What is being asked: Leave the pictures out, and retype all of the material exactly as written.

● ● ●

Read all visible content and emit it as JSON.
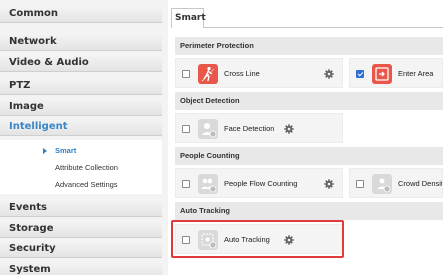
{
  "sidebar": {
    "items": [
      {
        "label": "Common"
      },
      {
        "label": "Network"
      },
      {
        "label": "Video & Audio"
      },
      {
        "label": "PTZ"
      },
      {
        "label": "Image"
      },
      {
        "label": "Intelligent"
      },
      {
        "label": "Events"
      },
      {
        "label": "Storage"
      },
      {
        "label": "Security"
      },
      {
        "label": "System"
      }
    ],
    "active_item": "Intelligent",
    "submenu": [
      {
        "label": "Smart"
      },
      {
        "label": "Attribute Collection"
      },
      {
        "label": "Advanced Settings"
      }
    ],
    "active_submenu": "Smart"
  },
  "tabs": [
    {
      "label": "Smart"
    }
  ],
  "sections": [
    {
      "title": "Perimeter Protection",
      "features": [
        {
          "label": "Cross Line",
          "checked": false,
          "icon": "cross-line-icon"
        },
        {
          "label": "Enter Area",
          "checked": true,
          "icon": "enter-area-icon"
        }
      ]
    },
    {
      "title": "Object Detection",
      "features": [
        {
          "label": "Face Detection",
          "checked": false,
          "icon": "face-detection-icon"
        }
      ]
    },
    {
      "title": "People Counting",
      "features": [
        {
          "label": "People Flow Counting",
          "checked": false,
          "icon": "people-flow-icon"
        },
        {
          "label": "Crowd Density",
          "checked": false,
          "icon": "crowd-density-icon"
        }
      ]
    },
    {
      "title": "Auto Tracking",
      "features": [
        {
          "label": "Auto Tracking",
          "checked": false,
          "icon": "auto-tracking-icon"
        }
      ]
    }
  ],
  "colors": {
    "accent": "#3a86c8",
    "active_icon": "#e8574a",
    "highlight": "#e03a3a",
    "checkbox_checked": "#2f6fd6"
  }
}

● ● ●

Answer to the exercise:
Read all visible content and emit it as JSON.
{
  "sidebar": {
    "items": [
      {
        "label": "Common"
      },
      {
        "label": "Network"
      },
      {
        "label": "Video & Audio"
      },
      {
        "label": "PTZ"
      },
      {
        "label": "Image"
      },
      {
        "label": "Intelligent"
      },
      {
        "label": "Events"
      },
      {
        "label": "Storage"
      },
      {
        "label": "Security"
      },
      {
        "label": "System"
      }
    ],
    "active_item": "Intelligent",
    "submenu": [
      {
        "label": "Smart"
      },
      {
        "label": "Attribute Collection"
      },
      {
        "label": "Advanced Settings"
      }
    ],
    "active_submenu": "Smart"
  },
  "tabs": [
    {
      "label": "Smart"
    }
  ],
  "sections": [
    {
      "title": "Perimeter Protection",
      "features": [
        {
          "label": "Cross Line",
          "checked": false,
          "icon": "cross-line-icon"
        },
        {
          "label": "Enter Area",
          "checked": true,
          "icon": "enter-area-icon"
        }
      ]
    },
    {
      "title": "Object Detection",
      "features": [
        {
          "label": "Face Detection",
          "checked": false,
          "icon": "face-detection-icon"
        }
      ]
    },
    {
      "title": "People Counting",
      "features": [
        {
          "label": "People Flow Counting",
          "checked": false,
          "icon": "people-flow-icon"
        },
        {
          "label": "Crowd Density",
          "checked": false,
          "icon": "crowd-density-icon"
        }
      ]
    },
    {
      "title": "Auto Tracking",
      "features": [
        {
          "label": "Auto Tracking",
          "checked": false,
          "icon": "auto-tracking-icon"
        }
      ]
    }
  ],
  "colors": {
    "accent": "#3a86c8",
    "active_icon": "#e8574a",
    "highlight": "#e03a3a",
    "checkbox_checked": "#2f6fd6"
  }
}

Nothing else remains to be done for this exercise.